:: Problem description ::
Each record should be given again exactly as it appears, with no image included.

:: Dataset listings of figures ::
_ _ _ _ _
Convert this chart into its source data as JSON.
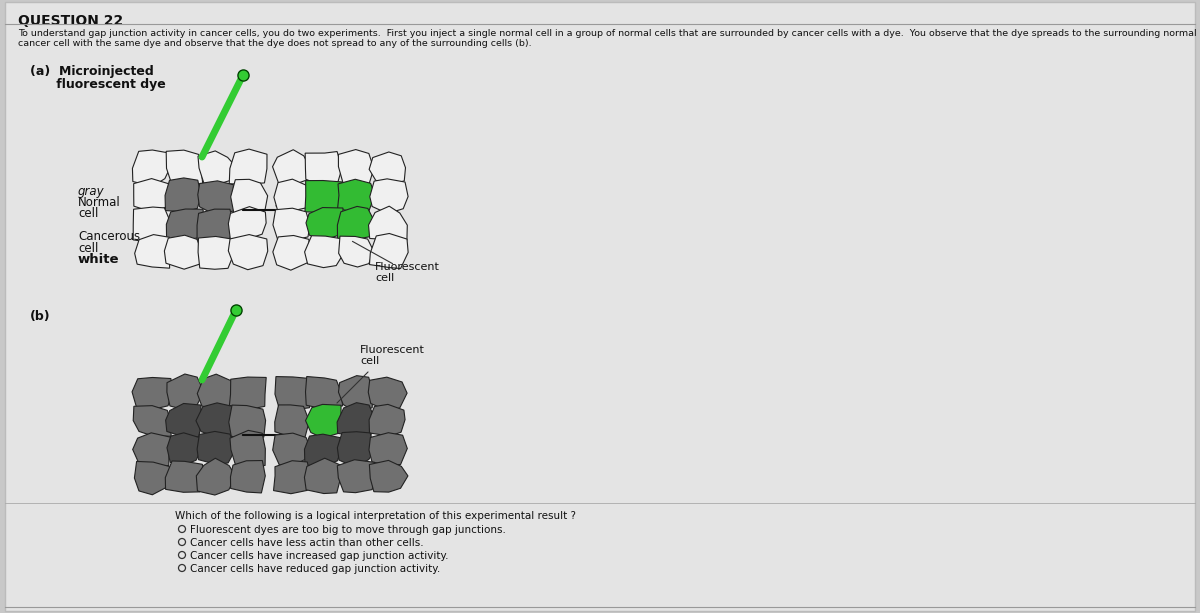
{
  "title": "QUESTION 22",
  "bg_color": "#c8c8c8",
  "panel_color": "#e0e0e0",
  "desc_line1": "To understand gap junction activity in cancer cells, you do two experiments.  First you inject a single normal cell in a group of normal cells that are surrounded by cancer cells with a dye.  You observe that the dye spreads to the surrounding normal cells only (a).  Then you inject a single",
  "desc_line2": "cancer cell with the same dye and observe that the dye does not spread to any of the surrounding cells (b).",
  "label_a_line1": "(a)  Microinjected",
  "label_a_line2": "      fluorescent dye",
  "label_b": "(b)",
  "label_gray": "gray",
  "label_normal": "Normal",
  "label_cell": "cell",
  "label_cancerous": "Cancerous",
  "label_cell_white": "cell",
  "label_white": "white",
  "label_fluor_a": "Fluorescent\ncell",
  "label_fluor_b": "Fluorescent\ncell",
  "question": "Which of the following is a logical interpretation of this experimental result ?",
  "options": [
    "Fluorescent dyes are too big to move through gap junctions.",
    "Cancer cells have less actin than other cells.",
    "Cancer cells have increased gap junction activity.",
    "Cancer cells have reduced gap junction activity."
  ],
  "needle_color": "#33cc33",
  "needle_tip_color": "#005500",
  "needle_end_color": "#33cc33",
  "cell_outer_face": "#f0f0f0",
  "cell_outer_edge": "#222222",
  "cell_inner_gray": "#707070",
  "cell_inner_dark": "#484848",
  "cell_green": "#33bb33",
  "arrow_color": "#111111",
  "text_color": "#111111",
  "title_fontsize": 10,
  "desc_fontsize": 6.8,
  "label_fontsize": 9,
  "option_fontsize": 7.5,
  "question_fontsize": 7.5
}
_ _ _ _ _
:: Output below ::
Convert this chart into its source data as JSON.
{
  "title": "QUESTION 22",
  "bg_color": "#c8c8c8",
  "panel_color": "#e0e0e0",
  "desc_line1": "To understand gap junction activity in cancer cells, you do two experiments.  First you inject a single normal cell in a group of normal cells that are surrounded by cancer cells with a dye.  You observe that the dye spreads to the surrounding normal cells only (a).  Then you inject a single",
  "desc_line2": "cancer cell with the same dye and observe that the dye does not spread to any of the surrounding cells (b).",
  "label_a_line1": "(a)  Microinjected",
  "label_a_line2": "      fluorescent dye",
  "label_b": "(b)",
  "label_gray": "gray",
  "label_normal": "Normal",
  "label_cell": "cell",
  "label_cancerous": "Cancerous",
  "label_cell_white": "cell",
  "label_white": "white",
  "label_fluor_a": "Fluorescent\ncell",
  "label_fluor_b": "Fluorescent\ncell",
  "question": "Which of the following is a logical interpretation of this experimental result ?",
  "options": [
    "Fluorescent dyes are too big to move through gap junctions.",
    "Cancer cells have less actin than other cells.",
    "Cancer cells have increased gap junction activity.",
    "Cancer cells have reduced gap junction activity."
  ],
  "needle_color": "#33cc33",
  "needle_tip_color": "#005500",
  "needle_end_color": "#33cc33",
  "cell_outer_face": "#f0f0f0",
  "cell_outer_edge": "#222222",
  "cell_inner_gray": "#707070",
  "cell_inner_dark": "#484848",
  "cell_green": "#33bb33",
  "arrow_color": "#111111",
  "text_color": "#111111",
  "title_fontsize": 10,
  "desc_fontsize": 6.8,
  "label_fontsize": 9,
  "option_fontsize": 7.5,
  "question_fontsize": 7.5
}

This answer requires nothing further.